▶ [Dataset rows about figures]
****************
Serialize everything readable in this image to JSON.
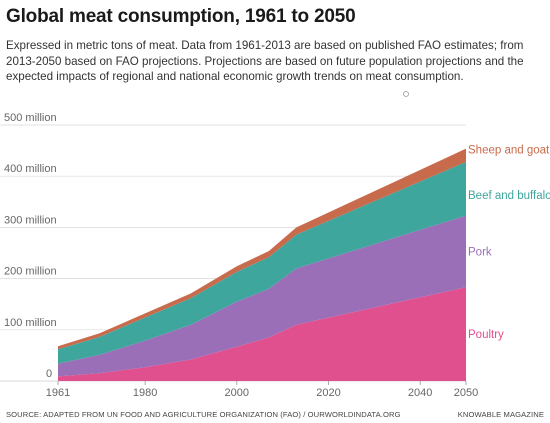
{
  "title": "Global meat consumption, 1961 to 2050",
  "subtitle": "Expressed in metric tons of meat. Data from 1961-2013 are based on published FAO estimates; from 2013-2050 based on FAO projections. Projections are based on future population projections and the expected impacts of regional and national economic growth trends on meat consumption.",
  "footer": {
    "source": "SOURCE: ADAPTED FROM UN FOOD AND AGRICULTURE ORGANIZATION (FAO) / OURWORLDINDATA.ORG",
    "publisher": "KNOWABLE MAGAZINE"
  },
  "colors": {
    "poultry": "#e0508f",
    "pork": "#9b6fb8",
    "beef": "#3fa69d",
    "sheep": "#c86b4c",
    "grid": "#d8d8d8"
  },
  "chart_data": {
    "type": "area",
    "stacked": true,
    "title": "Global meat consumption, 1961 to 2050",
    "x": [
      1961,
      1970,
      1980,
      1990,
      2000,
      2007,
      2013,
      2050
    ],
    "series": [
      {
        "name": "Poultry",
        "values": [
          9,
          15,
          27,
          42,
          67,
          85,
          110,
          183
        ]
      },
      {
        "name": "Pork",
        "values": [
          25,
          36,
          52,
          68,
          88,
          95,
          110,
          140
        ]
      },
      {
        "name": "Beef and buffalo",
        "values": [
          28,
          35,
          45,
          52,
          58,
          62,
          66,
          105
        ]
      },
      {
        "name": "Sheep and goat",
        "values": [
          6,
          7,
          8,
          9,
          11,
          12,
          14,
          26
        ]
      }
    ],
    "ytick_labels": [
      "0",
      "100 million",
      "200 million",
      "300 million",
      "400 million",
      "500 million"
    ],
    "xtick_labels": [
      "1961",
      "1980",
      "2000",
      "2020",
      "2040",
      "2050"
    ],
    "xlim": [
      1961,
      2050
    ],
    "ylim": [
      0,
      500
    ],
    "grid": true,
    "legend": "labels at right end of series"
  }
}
****************
▶ [WHAT IS NEEDED] Copy each line of the records precisely and drop any images they hold.

▶ [ANSWER IN FULL]
Serialize everything readable in this image to JSON.
{
  "title": "Global meat consumption, 1961 to 2050",
  "subtitle": "Expressed in metric tons of meat. Data from 1961-2013 are based on published FAO estimates; from 2013-2050 based on FAO projections. Projections are based on future population projections and the expected impacts of regional and national economic growth trends on meat consumption.",
  "footer": {
    "source": "SOURCE: ADAPTED FROM UN FOOD AND AGRICULTURE ORGANIZATION (FAO) / OURWORLDINDATA.ORG",
    "publisher": "KNOWABLE MAGAZINE"
  },
  "colors": {
    "poultry": "#e0508f",
    "pork": "#9b6fb8",
    "beef": "#3fa69d",
    "sheep": "#c86b4c",
    "grid": "#d8d8d8"
  },
  "chart_data": {
    "type": "area",
    "stacked": true,
    "title": "Global meat consumption, 1961 to 2050",
    "x": [
      1961,
      1970,
      1980,
      1990,
      2000,
      2007,
      2013,
      2050
    ],
    "series": [
      {
        "name": "Poultry",
        "values": [
          9,
          15,
          27,
          42,
          67,
          85,
          110,
          183
        ]
      },
      {
        "name": "Pork",
        "values": [
          25,
          36,
          52,
          68,
          88,
          95,
          110,
          140
        ]
      },
      {
        "name": "Beef and buffalo",
        "values": [
          28,
          35,
          45,
          52,
          58,
          62,
          66,
          105
        ]
      },
      {
        "name": "Sheep and goat",
        "values": [
          6,
          7,
          8,
          9,
          11,
          12,
          14,
          26
        ]
      }
    ],
    "ytick_labels": [
      "0",
      "100 million",
      "200 million",
      "300 million",
      "400 million",
      "500 million"
    ],
    "xtick_labels": [
      "1961",
      "1980",
      "2000",
      "2020",
      "2040",
      "2050"
    ],
    "xlim": [
      1961,
      2050
    ],
    "ylim": [
      0,
      500
    ],
    "grid": true,
    "legend": "labels at right end of series"
  }
}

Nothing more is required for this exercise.